▸ **Exercise**:
Search the entries for the word "Lachlan" and pull out each line that has it.
** begin Material supplied **
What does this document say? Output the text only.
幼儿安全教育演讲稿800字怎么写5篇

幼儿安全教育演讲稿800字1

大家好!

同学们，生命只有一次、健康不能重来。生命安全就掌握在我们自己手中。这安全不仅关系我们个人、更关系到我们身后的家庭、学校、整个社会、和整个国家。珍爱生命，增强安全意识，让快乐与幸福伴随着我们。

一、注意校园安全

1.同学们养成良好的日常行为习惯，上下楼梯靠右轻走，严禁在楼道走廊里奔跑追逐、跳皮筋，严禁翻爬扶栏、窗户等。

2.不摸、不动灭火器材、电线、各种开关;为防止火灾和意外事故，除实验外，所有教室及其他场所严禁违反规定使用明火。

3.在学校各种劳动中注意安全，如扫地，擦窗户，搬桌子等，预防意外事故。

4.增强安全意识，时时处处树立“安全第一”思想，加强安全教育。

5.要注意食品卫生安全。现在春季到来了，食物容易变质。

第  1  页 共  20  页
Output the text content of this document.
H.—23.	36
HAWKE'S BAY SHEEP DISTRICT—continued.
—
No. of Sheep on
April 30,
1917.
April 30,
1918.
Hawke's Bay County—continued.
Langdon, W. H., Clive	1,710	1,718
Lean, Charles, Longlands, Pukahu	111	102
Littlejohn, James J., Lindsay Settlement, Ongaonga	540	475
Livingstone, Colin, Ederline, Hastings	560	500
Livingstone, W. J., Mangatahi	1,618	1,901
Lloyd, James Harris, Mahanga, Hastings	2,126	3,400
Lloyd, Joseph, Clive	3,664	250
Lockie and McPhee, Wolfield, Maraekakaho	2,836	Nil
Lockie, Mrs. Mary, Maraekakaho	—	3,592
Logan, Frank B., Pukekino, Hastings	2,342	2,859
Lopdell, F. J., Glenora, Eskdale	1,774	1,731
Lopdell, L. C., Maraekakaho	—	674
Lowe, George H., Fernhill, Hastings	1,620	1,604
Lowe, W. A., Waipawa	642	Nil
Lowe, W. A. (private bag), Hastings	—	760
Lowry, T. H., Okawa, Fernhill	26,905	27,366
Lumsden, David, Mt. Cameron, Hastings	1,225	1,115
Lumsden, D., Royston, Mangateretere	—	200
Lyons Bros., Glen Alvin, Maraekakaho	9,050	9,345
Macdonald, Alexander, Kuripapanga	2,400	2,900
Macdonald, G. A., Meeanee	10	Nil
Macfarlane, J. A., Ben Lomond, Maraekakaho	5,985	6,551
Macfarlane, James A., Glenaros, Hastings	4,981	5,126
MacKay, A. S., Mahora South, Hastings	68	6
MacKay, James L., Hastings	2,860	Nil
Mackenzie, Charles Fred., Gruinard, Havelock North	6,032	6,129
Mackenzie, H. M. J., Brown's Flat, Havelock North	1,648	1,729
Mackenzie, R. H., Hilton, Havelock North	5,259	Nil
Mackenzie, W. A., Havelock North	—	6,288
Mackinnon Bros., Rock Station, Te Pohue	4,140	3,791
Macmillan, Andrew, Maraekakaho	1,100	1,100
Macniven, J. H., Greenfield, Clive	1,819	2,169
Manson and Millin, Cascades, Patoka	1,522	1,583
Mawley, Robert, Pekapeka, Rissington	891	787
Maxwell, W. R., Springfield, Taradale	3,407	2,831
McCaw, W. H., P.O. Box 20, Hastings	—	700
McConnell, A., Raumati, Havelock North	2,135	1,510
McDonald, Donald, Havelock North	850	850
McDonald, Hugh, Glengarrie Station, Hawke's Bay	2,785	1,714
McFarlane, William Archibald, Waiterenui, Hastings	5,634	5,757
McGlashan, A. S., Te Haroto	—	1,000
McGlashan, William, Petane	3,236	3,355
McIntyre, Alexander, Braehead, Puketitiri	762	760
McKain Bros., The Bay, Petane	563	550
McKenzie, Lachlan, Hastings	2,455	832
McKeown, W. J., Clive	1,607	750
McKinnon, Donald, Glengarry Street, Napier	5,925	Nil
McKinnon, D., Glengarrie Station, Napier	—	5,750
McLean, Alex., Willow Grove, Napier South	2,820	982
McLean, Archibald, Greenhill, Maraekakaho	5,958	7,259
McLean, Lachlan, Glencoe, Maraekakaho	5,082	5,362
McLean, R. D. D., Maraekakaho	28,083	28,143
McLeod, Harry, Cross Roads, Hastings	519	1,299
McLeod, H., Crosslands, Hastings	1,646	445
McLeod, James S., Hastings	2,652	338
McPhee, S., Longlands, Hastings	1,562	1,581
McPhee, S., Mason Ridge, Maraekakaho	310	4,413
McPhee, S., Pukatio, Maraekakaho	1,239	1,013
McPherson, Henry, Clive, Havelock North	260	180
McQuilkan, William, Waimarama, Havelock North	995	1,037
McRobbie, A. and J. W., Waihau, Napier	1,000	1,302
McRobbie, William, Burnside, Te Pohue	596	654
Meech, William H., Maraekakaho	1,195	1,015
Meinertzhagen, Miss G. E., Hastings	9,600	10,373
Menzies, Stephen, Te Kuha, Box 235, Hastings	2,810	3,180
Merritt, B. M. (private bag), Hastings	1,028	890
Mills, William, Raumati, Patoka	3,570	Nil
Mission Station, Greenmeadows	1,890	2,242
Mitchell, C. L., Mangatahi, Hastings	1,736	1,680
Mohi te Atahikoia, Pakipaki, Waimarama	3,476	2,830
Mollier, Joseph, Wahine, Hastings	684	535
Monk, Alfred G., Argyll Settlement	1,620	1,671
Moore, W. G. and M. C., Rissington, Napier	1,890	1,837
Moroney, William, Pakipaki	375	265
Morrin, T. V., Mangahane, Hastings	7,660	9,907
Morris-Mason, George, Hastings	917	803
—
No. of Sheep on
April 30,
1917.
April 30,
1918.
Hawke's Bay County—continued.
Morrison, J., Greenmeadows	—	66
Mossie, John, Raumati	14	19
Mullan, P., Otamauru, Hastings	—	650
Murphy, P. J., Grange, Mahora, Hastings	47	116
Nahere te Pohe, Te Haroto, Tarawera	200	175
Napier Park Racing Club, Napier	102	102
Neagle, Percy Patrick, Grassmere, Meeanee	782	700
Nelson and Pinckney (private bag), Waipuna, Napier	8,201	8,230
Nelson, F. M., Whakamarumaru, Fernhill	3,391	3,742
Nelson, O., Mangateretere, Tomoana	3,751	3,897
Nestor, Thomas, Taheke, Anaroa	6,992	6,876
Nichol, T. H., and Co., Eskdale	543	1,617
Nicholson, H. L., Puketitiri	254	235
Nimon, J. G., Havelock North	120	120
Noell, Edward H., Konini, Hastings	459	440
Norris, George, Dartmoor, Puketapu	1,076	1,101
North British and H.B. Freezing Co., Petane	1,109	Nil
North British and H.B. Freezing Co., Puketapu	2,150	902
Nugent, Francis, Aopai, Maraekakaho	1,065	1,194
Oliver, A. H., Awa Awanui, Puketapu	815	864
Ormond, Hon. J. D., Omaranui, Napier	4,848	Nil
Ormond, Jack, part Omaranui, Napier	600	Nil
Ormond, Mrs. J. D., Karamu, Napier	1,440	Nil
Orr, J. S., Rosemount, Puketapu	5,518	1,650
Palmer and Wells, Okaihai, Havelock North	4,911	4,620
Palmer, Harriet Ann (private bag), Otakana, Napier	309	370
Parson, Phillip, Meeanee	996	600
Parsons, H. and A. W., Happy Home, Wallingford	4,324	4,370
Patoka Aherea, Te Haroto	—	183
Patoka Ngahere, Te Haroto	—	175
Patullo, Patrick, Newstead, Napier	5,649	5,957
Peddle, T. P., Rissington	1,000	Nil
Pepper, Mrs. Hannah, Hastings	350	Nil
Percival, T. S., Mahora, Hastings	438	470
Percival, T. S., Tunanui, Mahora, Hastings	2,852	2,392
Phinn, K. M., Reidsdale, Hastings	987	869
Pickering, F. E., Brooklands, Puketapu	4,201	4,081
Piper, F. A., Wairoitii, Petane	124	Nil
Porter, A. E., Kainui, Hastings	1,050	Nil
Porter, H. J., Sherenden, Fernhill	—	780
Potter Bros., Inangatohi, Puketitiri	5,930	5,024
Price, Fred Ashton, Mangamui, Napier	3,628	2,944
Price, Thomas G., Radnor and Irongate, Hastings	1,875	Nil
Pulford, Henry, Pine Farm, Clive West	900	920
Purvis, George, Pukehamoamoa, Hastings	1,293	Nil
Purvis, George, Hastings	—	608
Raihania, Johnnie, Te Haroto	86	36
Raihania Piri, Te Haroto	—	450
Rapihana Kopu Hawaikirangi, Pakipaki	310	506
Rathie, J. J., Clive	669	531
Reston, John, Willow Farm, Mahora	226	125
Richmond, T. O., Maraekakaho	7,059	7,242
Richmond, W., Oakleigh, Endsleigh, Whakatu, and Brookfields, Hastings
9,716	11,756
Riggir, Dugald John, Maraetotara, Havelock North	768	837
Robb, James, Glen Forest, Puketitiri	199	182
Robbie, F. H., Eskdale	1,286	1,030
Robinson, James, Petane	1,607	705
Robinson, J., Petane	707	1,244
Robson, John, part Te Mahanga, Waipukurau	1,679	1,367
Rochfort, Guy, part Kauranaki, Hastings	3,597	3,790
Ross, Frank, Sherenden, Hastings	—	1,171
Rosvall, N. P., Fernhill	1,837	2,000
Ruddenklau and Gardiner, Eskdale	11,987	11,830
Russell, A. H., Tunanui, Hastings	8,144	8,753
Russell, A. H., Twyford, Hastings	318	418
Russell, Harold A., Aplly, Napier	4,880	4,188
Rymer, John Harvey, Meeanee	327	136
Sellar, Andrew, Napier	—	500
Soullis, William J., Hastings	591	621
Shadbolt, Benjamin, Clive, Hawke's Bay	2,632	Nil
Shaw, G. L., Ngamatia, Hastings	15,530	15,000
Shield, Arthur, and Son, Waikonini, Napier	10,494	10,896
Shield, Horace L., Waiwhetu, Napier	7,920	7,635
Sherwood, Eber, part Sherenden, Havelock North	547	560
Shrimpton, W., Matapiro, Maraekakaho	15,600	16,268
** end Material supplied **
▸ **Complete answer**:
McKenzie, Lachlan, Hastings	2,455	832
McLean, Lachlan, Glencoe, Maraekakaho	5,082	5,362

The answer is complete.